# Passage given:
======
Project: http://git-wip-us.apache.org/repos/asf/spark/repo
Commit: http://git-wip-us.apache.org/repos/asf/spark/commit/c8affec2
Tree: http://git-wip-us.apache.org/repos/asf/spark/tree/c8affec2
Diff: http://git-wip-us.apache.org/repos/asf/spark/diff/c8affec2
Branch: refs/heads/master
Commit: c8affec21c91d638009524955515fc143ad86f20
Parents: 969ffd6
Author: Shixiong Zhu <zs...@gmail.com>
Authored: Wed Oct 4 20:58:48 2017 -0700
Committer: Shixiong Zhu <zs...@gmail.com>
Committed: Wed Oct 4 20:58:48 2017 -0700
----------------------------------------------------------------------
.../datasources/InMemoryFileIndex.scala | 85 ++++++++++++--------
.../sql/test/DataFrameReaderWriterSuite.scala | 31 +++++++
2 files changed, 81 insertions(+), 35 deletions(-)
----------------------------------------------------------------------
http://git-wip-us.apache.org/repos/asf/spark/blob/c8affec2/sql/core/src/main/scala/org/apache/spark/sql/execution/datasources/InMemoryFileIndex.scala
----------------------------------------------------------------------
diff --git a/sql/core/src/main/scala/org/apache/spark/sql/execution/datasources/InMemoryFileIndex.scala b/sql/core/src/main/scala/org/apache/spark/sql/execution/datasources/InMemoryFileIndex.scala
index 203d449..318ada0 100644
--- a/sql/core/src/main/scala/org/apache/spark/sql/execution/datasources/InMemoryFileIndex.scala
+++ b/sql/core/src/main/scala/org/apache/spark/sql/execution/datasources/InMemoryFileIndex.scala
@@ -25,6 +25,7 @@ import org.apache.hadoop.conf.Configuration
import org.apache.hadoop.fs._
import org.apache.hadoop.mapred.{FileInputFormat, JobConf}
+import org.apache.spark.SparkContext
import org.apache.spark.internal.Logging
import org.apache.spark.metrics.source.HiveCatalogMetrics
import org.apache.spark.sql.SparkSession
@@ -187,42 +188,56 @@ object InMemoryFileIndex extends Logging {
// in case of large #defaultParallelism.
val numParallelism = Math.min(paths.size, parallelPartitionDiscoveryParallelism)
- val statusMap = sparkContext
- .parallelize(serializedPaths, numParallelism)
- .mapPartitions { pathStrings =>
- val hadoopConf = serializableConfiguration.value
- pathStrings.map(new Path(_)).toSeq.map { path =>
- (path, listLeafFiles(path, hadoopConf, filter, None))
- }.iterator
- }.map { case (path, statuses) =>
- val serializableStatuses = statuses.map { status =>
- // Turn FileStatus into SerializableFileStatus so we can send it back to the driver
- val blockLocations = status match {
- case f: LocatedFileStatus =>
- f.getBlockLocations.map { loc =>
- SerializableBlockLocation(
- loc.getNames,
- loc.getHosts,
- loc.getOffset,
- loc.getLength)
======
# Challenge 1:
According to the commit notice, how many files were changed, and how many insertions and deletions did the commit make?

# Information given:
======
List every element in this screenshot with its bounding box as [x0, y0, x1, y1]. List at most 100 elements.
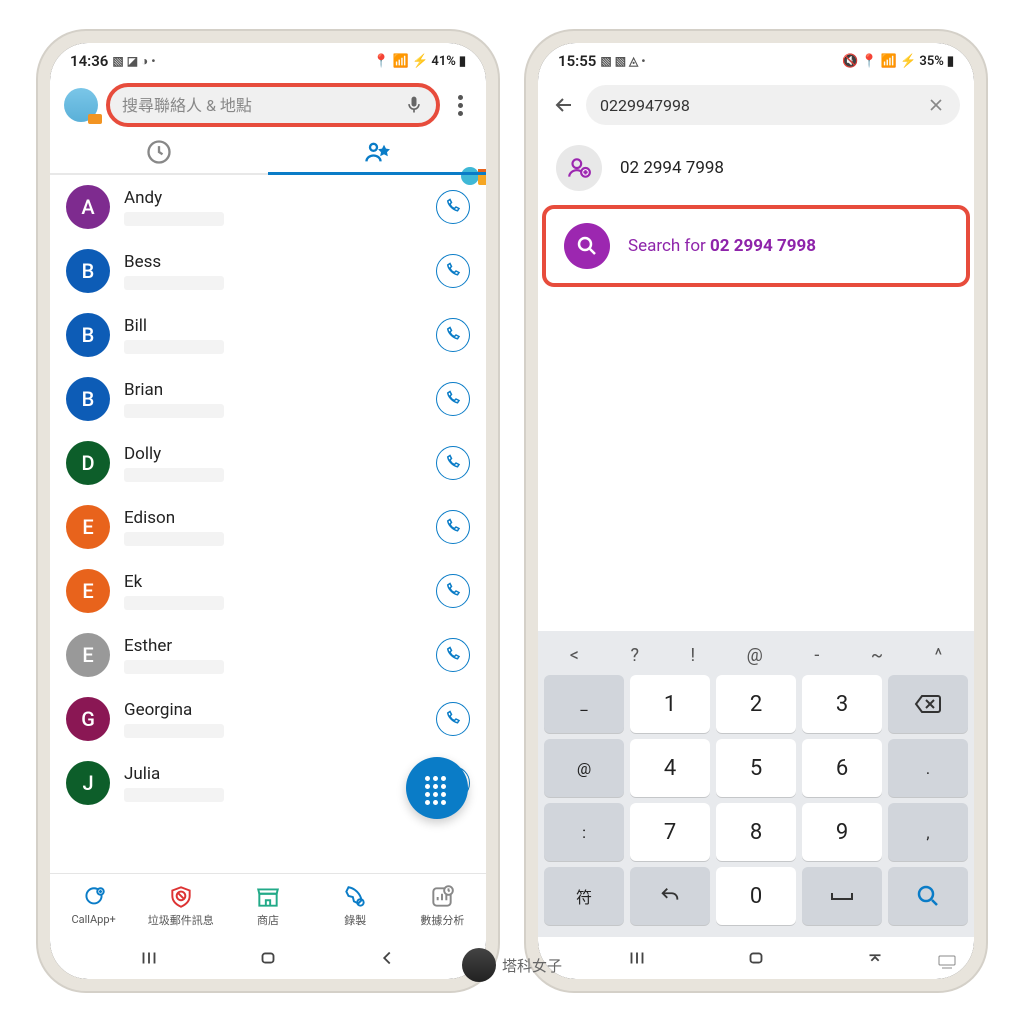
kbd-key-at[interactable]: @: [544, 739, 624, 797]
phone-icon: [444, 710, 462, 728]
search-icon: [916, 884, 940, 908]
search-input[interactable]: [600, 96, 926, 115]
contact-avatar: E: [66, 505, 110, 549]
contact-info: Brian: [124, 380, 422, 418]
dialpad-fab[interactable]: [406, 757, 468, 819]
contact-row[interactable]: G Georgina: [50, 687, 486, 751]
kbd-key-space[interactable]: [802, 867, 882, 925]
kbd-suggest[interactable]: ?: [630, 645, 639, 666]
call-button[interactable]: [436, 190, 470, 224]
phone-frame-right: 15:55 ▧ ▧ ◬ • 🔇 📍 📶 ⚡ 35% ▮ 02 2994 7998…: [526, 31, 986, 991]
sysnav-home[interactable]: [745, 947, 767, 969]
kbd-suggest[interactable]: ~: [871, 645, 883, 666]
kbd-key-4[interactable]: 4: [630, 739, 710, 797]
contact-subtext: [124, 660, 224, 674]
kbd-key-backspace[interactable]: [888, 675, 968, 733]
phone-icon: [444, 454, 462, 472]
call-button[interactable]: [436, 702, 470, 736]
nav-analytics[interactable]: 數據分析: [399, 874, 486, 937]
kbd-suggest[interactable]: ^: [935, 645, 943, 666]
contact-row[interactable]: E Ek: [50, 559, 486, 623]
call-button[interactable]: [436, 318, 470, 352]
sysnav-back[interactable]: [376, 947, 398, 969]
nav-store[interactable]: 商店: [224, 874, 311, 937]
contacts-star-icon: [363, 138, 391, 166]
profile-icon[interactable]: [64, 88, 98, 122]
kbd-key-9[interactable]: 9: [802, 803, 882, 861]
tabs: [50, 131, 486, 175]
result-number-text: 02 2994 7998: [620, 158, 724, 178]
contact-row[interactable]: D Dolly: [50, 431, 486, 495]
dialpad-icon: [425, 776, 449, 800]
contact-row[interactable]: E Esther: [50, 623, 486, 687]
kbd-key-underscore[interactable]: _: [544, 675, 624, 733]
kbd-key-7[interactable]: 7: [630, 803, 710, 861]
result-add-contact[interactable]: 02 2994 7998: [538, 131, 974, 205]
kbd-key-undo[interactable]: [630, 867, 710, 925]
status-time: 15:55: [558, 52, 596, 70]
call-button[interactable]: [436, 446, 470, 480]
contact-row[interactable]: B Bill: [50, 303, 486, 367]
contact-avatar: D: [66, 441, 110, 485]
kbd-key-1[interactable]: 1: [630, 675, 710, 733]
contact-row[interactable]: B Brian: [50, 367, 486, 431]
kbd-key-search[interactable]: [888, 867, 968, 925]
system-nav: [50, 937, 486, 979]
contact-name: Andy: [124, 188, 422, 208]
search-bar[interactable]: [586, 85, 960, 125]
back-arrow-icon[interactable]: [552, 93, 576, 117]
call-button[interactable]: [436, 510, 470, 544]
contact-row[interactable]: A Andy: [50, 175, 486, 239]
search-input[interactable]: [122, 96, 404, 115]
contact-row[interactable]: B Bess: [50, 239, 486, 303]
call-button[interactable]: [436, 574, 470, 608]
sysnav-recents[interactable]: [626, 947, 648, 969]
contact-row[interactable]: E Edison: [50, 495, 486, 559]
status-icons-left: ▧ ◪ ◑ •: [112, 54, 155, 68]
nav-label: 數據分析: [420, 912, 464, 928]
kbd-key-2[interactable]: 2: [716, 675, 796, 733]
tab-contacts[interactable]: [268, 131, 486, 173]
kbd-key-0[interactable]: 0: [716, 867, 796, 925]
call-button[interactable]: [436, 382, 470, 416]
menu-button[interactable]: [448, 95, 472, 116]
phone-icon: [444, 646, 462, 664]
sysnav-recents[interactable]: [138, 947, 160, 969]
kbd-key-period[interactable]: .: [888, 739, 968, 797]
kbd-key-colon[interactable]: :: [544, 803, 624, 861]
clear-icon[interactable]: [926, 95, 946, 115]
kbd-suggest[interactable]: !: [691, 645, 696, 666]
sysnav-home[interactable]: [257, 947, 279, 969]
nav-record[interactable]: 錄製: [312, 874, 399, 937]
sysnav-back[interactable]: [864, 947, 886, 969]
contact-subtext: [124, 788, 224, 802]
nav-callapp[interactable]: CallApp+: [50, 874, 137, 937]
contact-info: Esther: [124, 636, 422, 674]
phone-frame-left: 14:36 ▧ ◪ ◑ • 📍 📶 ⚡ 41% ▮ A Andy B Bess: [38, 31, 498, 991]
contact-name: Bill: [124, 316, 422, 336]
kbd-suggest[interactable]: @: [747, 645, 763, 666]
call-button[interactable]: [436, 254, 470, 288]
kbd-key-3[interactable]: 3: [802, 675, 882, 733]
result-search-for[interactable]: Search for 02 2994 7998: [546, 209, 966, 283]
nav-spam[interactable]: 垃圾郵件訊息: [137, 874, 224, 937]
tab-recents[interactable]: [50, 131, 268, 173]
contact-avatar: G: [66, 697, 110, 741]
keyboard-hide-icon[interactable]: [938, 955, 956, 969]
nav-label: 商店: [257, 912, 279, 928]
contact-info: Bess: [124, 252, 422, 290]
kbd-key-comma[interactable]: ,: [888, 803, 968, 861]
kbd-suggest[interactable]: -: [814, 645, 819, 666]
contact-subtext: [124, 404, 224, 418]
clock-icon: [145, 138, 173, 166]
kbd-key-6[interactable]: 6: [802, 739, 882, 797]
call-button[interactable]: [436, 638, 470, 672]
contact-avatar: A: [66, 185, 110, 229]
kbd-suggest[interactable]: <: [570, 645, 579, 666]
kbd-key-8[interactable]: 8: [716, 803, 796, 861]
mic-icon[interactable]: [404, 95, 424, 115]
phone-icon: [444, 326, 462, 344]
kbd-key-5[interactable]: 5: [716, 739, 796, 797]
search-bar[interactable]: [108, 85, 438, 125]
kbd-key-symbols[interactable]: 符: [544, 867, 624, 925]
======
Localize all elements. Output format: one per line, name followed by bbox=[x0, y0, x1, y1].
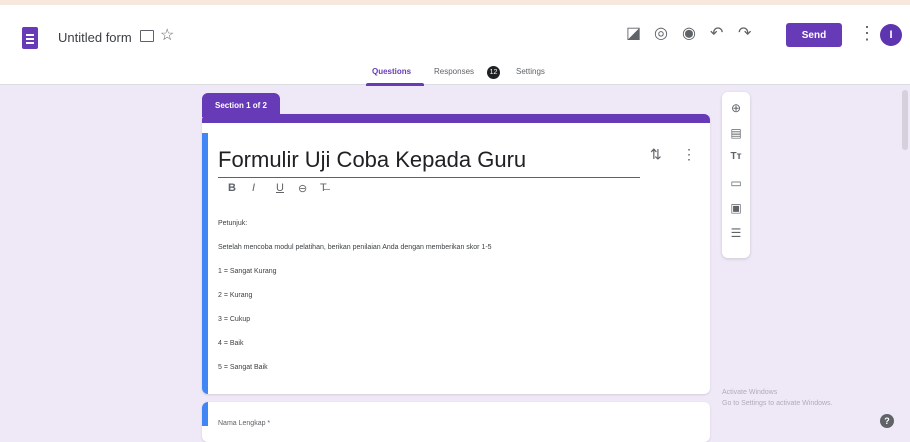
======
# Challenge 2:
In the entries, copy out word for word everything from the line containing "List every element" down to the line containing "kbd-suggest[interactable]: ~: [871, 645, 883, 666]", leaving the pictures out.

# Exercise response 1:
2 files changed, with 81 insertions and 35 deletions.

# Exercise response 2:
List every element in this screenshot with its bounding box as [x0, y0, x1, y1]. List at most 100 elements.
kbd-key-at[interactable]: @: [544, 739, 624, 797]
phone-icon: [444, 710, 462, 728]
search-icon: [916, 884, 940, 908]
search-input[interactable]: [600, 96, 926, 115]
contact-avatar: E: [66, 505, 110, 549]
contact-info: Brian: [124, 380, 422, 418]
dialpad-fab[interactable]: [406, 757, 468, 819]
contact-row[interactable]: G Georgina: [50, 687, 486, 751]
kbd-key-space[interactable]: [802, 867, 882, 925]
kbd-suggest[interactable]: ?: [630, 645, 639, 666]
call-button[interactable]: [436, 190, 470, 224]
phone-frame-right: 15:55 ▧ ▧ ◬ • 🔇 📍 📶 ⚡ 35% ▮ 02 2994 7998…: [526, 31, 986, 991]
sysnav-home[interactable]: [745, 947, 767, 969]
kbd-suggest[interactable]: ~: [871, 645, 883, 666]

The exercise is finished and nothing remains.